REQUIREMENTS:
Please quote every line word for word.
>> Begin EXTRACTED DATA
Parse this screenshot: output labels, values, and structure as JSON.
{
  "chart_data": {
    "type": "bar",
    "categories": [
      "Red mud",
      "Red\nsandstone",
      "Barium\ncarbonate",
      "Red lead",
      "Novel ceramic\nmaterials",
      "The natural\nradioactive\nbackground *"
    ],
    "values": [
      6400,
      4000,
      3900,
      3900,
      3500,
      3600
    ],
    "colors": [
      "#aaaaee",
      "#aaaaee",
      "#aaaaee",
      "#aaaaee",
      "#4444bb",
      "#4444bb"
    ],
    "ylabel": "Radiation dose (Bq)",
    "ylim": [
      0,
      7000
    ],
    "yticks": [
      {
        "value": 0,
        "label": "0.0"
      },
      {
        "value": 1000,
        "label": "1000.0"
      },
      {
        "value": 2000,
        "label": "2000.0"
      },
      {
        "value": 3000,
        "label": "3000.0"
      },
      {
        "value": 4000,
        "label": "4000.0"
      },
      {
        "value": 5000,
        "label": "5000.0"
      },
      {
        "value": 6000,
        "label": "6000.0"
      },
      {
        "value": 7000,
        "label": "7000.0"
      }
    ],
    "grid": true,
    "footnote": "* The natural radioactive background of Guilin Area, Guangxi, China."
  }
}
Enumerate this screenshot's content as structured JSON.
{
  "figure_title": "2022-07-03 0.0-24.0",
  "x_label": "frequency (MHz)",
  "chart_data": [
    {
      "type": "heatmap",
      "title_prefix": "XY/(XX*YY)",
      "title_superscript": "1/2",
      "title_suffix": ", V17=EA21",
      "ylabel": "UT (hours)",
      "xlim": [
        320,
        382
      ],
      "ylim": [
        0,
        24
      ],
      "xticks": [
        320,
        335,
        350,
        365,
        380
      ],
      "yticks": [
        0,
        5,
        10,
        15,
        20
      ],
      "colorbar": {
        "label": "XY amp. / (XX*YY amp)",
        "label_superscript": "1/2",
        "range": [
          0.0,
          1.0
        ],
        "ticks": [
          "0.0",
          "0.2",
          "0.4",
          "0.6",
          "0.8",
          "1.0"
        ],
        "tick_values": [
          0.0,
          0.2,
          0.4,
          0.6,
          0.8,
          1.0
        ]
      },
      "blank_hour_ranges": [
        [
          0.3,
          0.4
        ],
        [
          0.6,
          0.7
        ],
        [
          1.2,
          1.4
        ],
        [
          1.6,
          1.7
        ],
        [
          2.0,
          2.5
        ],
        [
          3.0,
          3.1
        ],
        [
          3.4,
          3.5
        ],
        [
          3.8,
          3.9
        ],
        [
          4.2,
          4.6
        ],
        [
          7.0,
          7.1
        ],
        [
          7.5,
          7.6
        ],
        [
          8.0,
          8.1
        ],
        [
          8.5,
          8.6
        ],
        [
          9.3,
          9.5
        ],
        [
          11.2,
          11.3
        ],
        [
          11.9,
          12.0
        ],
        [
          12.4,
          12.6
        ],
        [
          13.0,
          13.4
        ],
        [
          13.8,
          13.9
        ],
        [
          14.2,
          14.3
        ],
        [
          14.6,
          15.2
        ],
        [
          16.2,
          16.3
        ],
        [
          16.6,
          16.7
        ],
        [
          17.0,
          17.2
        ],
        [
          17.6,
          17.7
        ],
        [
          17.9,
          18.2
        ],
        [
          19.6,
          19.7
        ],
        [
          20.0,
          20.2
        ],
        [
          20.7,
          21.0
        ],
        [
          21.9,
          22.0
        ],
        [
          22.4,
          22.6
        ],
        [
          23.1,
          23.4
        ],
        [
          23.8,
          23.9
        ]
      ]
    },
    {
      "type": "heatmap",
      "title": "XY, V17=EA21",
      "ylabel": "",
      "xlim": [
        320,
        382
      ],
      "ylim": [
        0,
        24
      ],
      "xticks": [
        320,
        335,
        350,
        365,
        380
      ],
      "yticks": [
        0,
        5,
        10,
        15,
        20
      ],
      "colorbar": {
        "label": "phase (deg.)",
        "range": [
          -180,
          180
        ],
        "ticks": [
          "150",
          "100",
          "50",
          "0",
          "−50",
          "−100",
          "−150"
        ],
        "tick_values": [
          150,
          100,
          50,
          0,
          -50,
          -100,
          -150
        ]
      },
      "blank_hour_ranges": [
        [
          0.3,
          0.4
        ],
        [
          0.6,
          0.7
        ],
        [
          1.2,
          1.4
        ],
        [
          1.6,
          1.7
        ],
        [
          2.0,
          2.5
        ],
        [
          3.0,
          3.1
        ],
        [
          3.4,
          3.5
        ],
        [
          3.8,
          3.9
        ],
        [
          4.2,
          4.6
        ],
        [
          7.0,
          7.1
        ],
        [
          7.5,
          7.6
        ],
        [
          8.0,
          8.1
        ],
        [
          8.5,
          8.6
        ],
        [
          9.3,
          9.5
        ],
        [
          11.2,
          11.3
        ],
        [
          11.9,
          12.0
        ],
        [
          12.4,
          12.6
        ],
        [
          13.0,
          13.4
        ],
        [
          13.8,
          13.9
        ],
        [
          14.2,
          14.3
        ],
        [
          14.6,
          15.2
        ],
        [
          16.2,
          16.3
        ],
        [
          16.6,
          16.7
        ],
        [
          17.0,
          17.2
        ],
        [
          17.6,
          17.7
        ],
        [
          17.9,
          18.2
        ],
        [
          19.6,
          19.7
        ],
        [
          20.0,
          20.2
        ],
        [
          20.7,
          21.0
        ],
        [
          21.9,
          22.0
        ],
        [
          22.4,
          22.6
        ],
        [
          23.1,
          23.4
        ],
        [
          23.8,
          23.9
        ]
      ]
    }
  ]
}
>> End EXTRACTED DATA
RESULT:
Parse this screenshot: output labels, values, and structure as JSON.
{
  "chart_data": {
    "type": "bar",
    "categories": [
      "Red mud",
      "Red\nsandstone",
      "Barium\ncarbonate",
      "Red lead",
      "Novel ceramic\nmaterials",
      "The natural\nradioactive\nbackground *"
    ],
    "values": [
      6400,
      4000,
      3900,
      3900,
      3500,
      3600
    ],
    "colors": [
      "#aaaaee",
      "#aaaaee",
      "#aaaaee",
      "#aaaaee",
      "#4444bb",
      "#4444bb"
    ],
    "ylabel": "Radiation dose (Bq)",
    "ylim": [
      0,
      7000
    ],
    "yticks": [
      {
        "value": 0,
        "label": "0.0"
      },
      {
        "value": 1000,
        "label": "1000.0"
      },
      {
        "value": 2000,
        "label": "2000.0"
      },
      {
        "value": 3000,
        "label": "3000.0"
      },
      {
        "value": 4000,
        "label": "4000.0"
      },
      {
        "value": 5000,
        "label": "5000.0"
      },
      {
        "value": 6000,
        "label": "6000.0"
      },
      {
        "value": 7000,
        "label": "7000.0"
      }
    ],
    "grid": true,
    "footnote": "* The natural radioactive background of Guilin Area, Guangxi, China."
  }
}
Enumerate this screenshot's content as structured JSON.
{
  "figure_title": "2022-07-03 0.0-24.0",
  "x_label": "frequency (MHz)",
  "chart_data": [
    {
      "type": "heatmap",
      "title_prefix": "XY/(XX*YY)",
      "title_superscript": "1/2",
      "title_suffix": ", V17=EA21",
      "ylabel": "UT (hours)",
      "xlim": [
        320,
        382
      ],
      "ylim": [
        0,
        24
      ],
      "xticks": [
        320,
        335,
        350,
        365,
        380
      ],
      "yticks": [
        0,
        5,
        10,
        15,
        20
      ],
      "colorbar": {
        "label": "XY amp. / (XX*YY amp)",
        "label_superscript": "1/2",
        "range": [
          0.0,
          1.0
        ],
        "ticks": [
          "0.0",
          "0.2",
          "0.4",
          "0.6",
          "0.8",
          "1.0"
        ],
        "tick_values": [
          0.0,
          0.2,
          0.4,
          0.6,
          0.8,
          1.0
        ]
      },
      "blank_hour_ranges": [
        [
          0.3,
          0.4
        ],
        [
          0.6,
          0.7
        ],
        [
          1.2,
          1.4
        ],
        [
          1.6,
          1.7
        ],
        [
          2.0,
          2.5
        ],
        [
          3.0,
          3.1
        ],
        [
          3.4,
          3.5
        ],
        [
          3.8,
          3.9
        ],
        [
          4.2,
          4.6
        ],
        [
          7.0,
          7.1
        ],
        [
          7.5,
          7.6
        ],
        [
          8.0,
          8.1
        ],
        [
          8.5,
          8.6
        ],
        [
          9.3,
          9.5
        ],
        [
          11.2,
          11.3
        ],
        [
          11.9,
          12.0
        ],
        [
          12.4,
          12.6
        ],
        [
          13.0,
          13.4
        ],
        [
          13.8,
          13.9
        ],
        [
          14.2,
          14.3
        ],
        [
          14.6,
          15.2
        ],
        [
          16.2,
          16.3
        ],
        [
          16.6,
          16.7
        ],
        [
          17.0,
          17.2
        ],
        [
          17.6,
          17.7
        ],
        [
          17.9,
          18.2
        ],
        [
          19.6,
          19.7
        ],
        [
          20.0,
          20.2
        ],
        [
          20.7,
          21.0
        ],
        [
          21.9,
          22.0
        ],
        [
          22.4,
          22.6
        ],
        [
          23.1,
          23.4
        ],
        [
          23.8,
          23.9
        ]
      ]
    },
    {
      "type": "heatmap",
      "title": "XY, V17=EA21",
      "ylabel": "",
      "xlim": [
        320,
        382
      ],
      "ylim": [
        0,
        24
      ],
      "xticks": [
        320,
        335,
        350,
        365,
        380
      ],
      "yticks": [
        0,
        5,
        10,
        15,
        20
      ],
      "colorbar": {
        "label": "phase (deg.)",
        "range": [
          -180,
          180
        ],
        "ticks": [
          "150",
          "100",
          "50",
          "0",
          "−50",
          "−100",
          "−150"
        ],
        "tick_values": [
          150,
          100,
          50,
          0,
          -50,
          -100,
          -150
        ]
      },
      "blank_hour_ranges": [
        [
          0.3,
          0.4
        ],
        [
          0.6,
          0.7
        ],
        [
          1.2,
          1.4
        ],
        [
          1.6,
          1.7
        ],
        [
          2.0,
          2.5
        ],
        [
          3.0,
          3.1
        ],
        [
          3.4,
          3.5
        ],
        [
          3.8,
          3.9
        ],
        [
          4.2,
          4.6
        ],
        [
          7.0,
          7.1
        ],
        [
          7.5,
          7.6
        ],
        [
          8.0,
          8.1
        ],
        [
          8.5,
          8.6
        ],
        [
          9.3,
          9.5
        ],
        [
          11.2,
          11.3
        ],
        [
          11.9,
          12.0
        ],
        [
          12.4,
          12.6
        ],
        [
          13.0,
          13.4
        ],
        [
          13.8,
          13.9
        ],
        [
          14.2,
          14.3
        ],
        [
          14.6,
          15.2
        ],
        [
          16.2,
          16.3
        ],
        [
          16.6,
          16.7
        ],
        [
          17.0,
          17.2
        ],
        [
          17.6,
          17.7
        ],
        [
          17.9,
          18.2
        ],
        [
          19.6,
          19.7
        ],
        [
          20.0,
          20.2
        ],
        [
          20.7,
          21.0
        ],
        [
          21.9,
          22.0
        ],
        [
          22.4,
          22.6
        ],
        [
          23.1,
          23.4
        ],
        [
          23.8,
          23.9
        ]
      ]
    }
  ]
}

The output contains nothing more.